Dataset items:
▼
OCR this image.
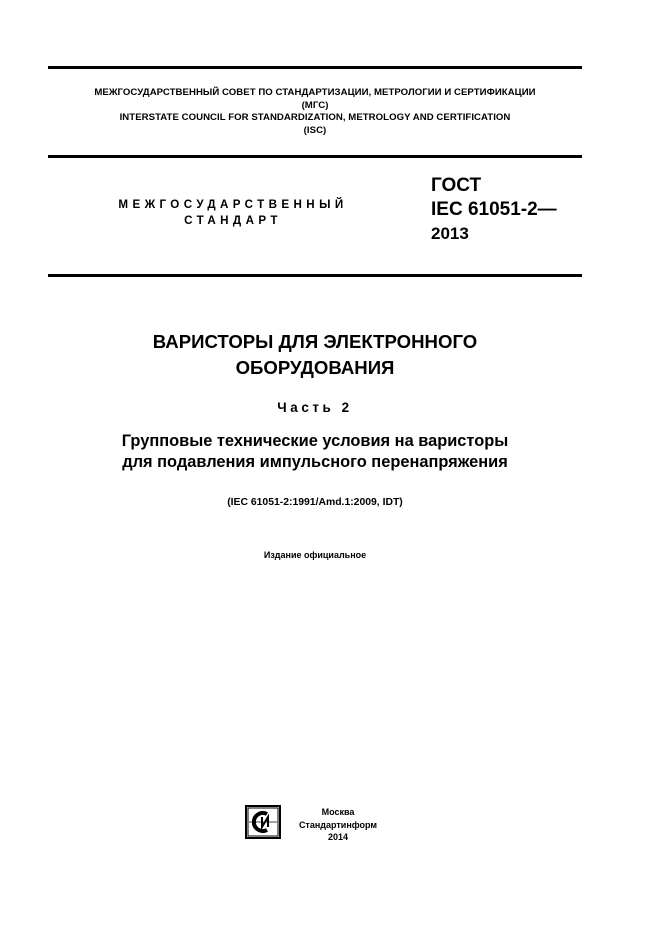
МЕЖГОСУДАРСТВЕННЫЙ СОВЕТ ПО СТАНДАРТИЗАЦИИ, МЕТРОЛОГИИ И СЕРТИФИКАЦИИ
(МГС)
INTERSTATE COUNCIL FOR STANDARDIZATION, METROLOGY AND CERTIFICATION
(ISC)
МЕЖГОСУДАРСТВЕННЫЙ
СТАНДАРТ
ГОСТ
IEC 61051-2—
2013
ВАРИСТОРЫ ДЛЯ ЭЛЕКТРОННОГО
ОБОРУДОВАНИЯ
Часть 2
Групповые технические условия на варисторы
для подавления импульсного перенапряжения
(IEC 61051-2:1991/Amd.1:2009, IDT)
Издание официальное
Москва
Стандартинформ
2014
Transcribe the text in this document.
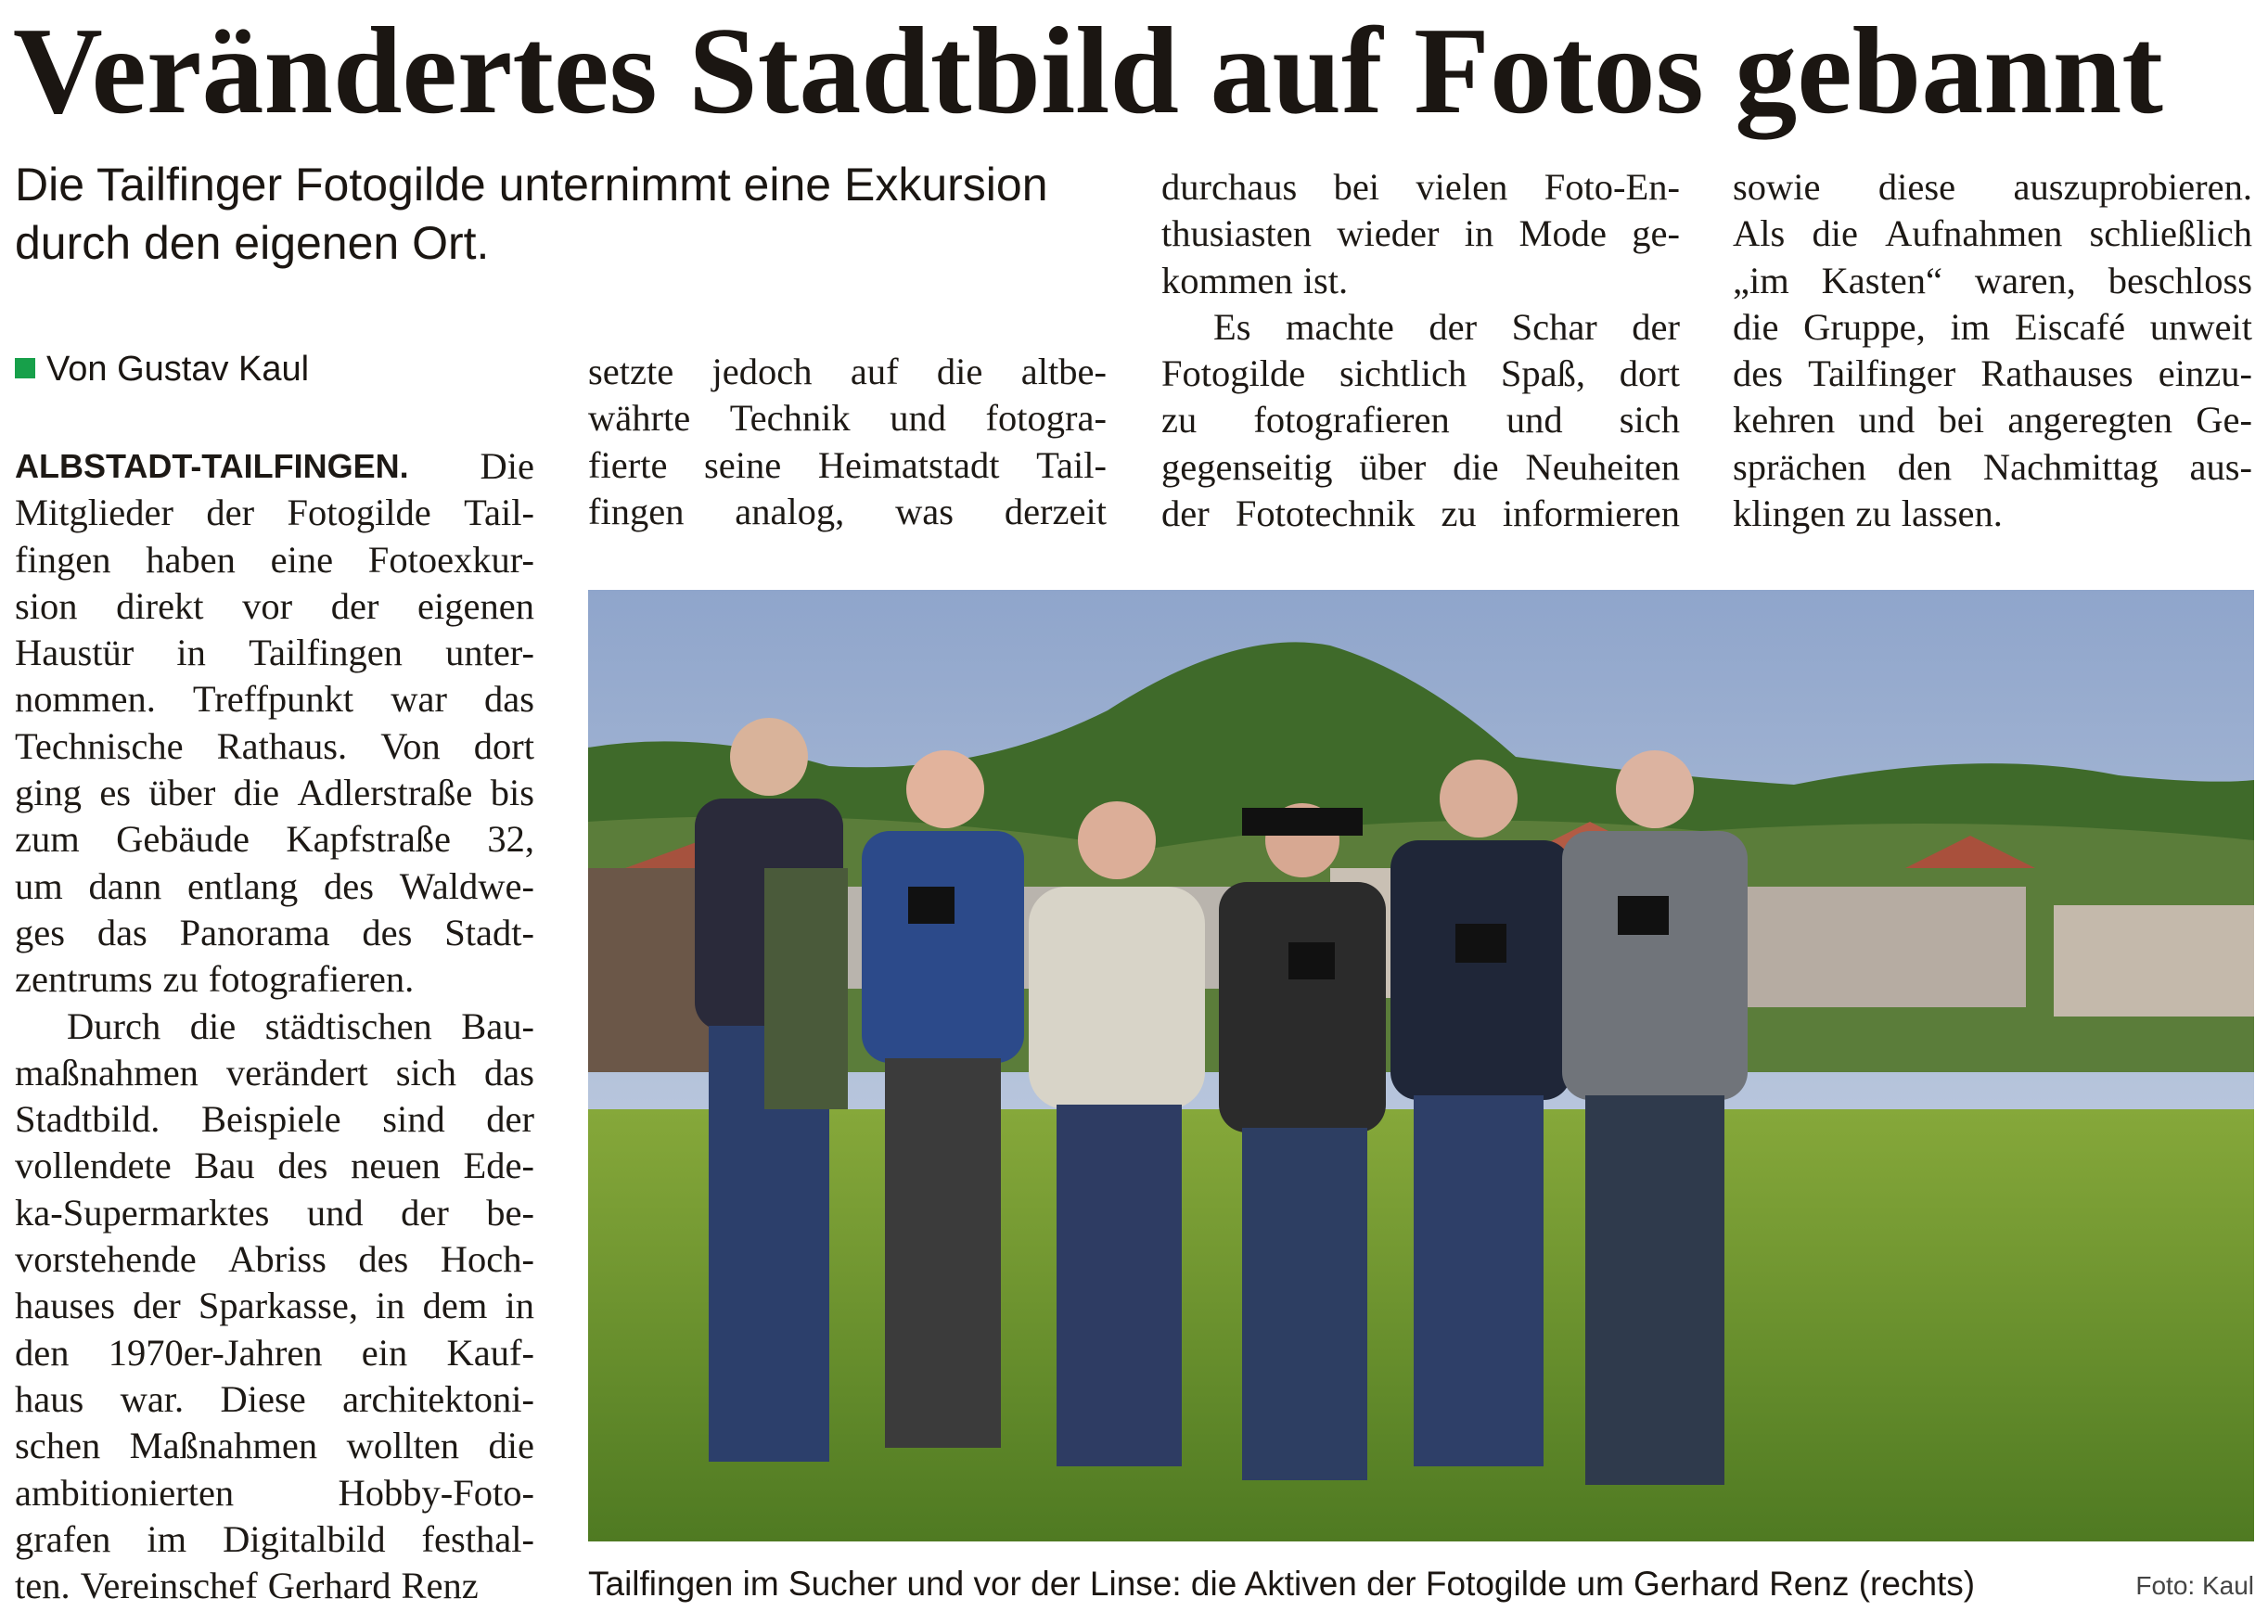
Verändertes Stadtbild auf Fotos gebannt
Die Tailfinger Fotogilde unternimmt eine Exkursion durch den eigenen Ort.
Von Gustav Kaul
ALBSTADT-TAILFINGEN. Die
Mitglieder der Fotogilde Tail-
fingen haben eine Fotoexkur-
sion direkt vor der eigenen
Haustür in Tailfingen unter-
nommen. Treffpunkt war das
Technische Rathaus. Von dort
ging es über die Adlerstraße bis
zum Gebäude Kapfstraße 32,
um dann entlang des Waldwe-
ges das Panorama des Stadt-
zentrums zu fotografieren.
Durch die städtischen Bau-
maßnahmen verändert sich das
Stadtbild. Beispiele sind der
vollendete Bau des neuen Ede-
ka-Supermarktes und der be-
vorstehende Abriss des Hoch-
hauses der Sparkasse, in dem in
den 1970er-Jahren ein Kauf-
haus war. Diese architektoni-
schen Maßnahmen wollten die
ambitionierten	Hobby-Foto-
grafen im Digitalbild festhal-
ten. Vereinschef Gerhard Renz
setzte jedoch auf die altbe-
währte Technik und fotogra-
fierte seine Heimatstadt Tail-
fingen analog, was derzeit
durchaus bei vielen Foto-En-
thusiasten wieder in Mode ge-
kommen ist.
Es machte der Schar der
Fotogilde sichtlich Spaß, dort
zu fotografieren und sich
gegenseitig über die Neuheiten
der Fototechnik zu informieren
sowie diese auszuprobieren.
Als die Aufnahmen schließlich
„im Kasten“ waren, beschloss
die Gruppe, im Eiscafé unweit
des Tailfinger Rathauses einzu-
kehren und bei angeregten Ge-
sprächen den Nachmittag aus-
klingen zu lassen.
Tailfingen im Sucher und vor der Linse: die Aktiven der Fotogilde um Gerhard Renz (rechts)	Foto: Kaul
▲
[Task details]
Select the lines that carry the string "über" and copy them.

[Response below]
ging es über die Adlerstraße bis
gegenseitig über die Neuheiten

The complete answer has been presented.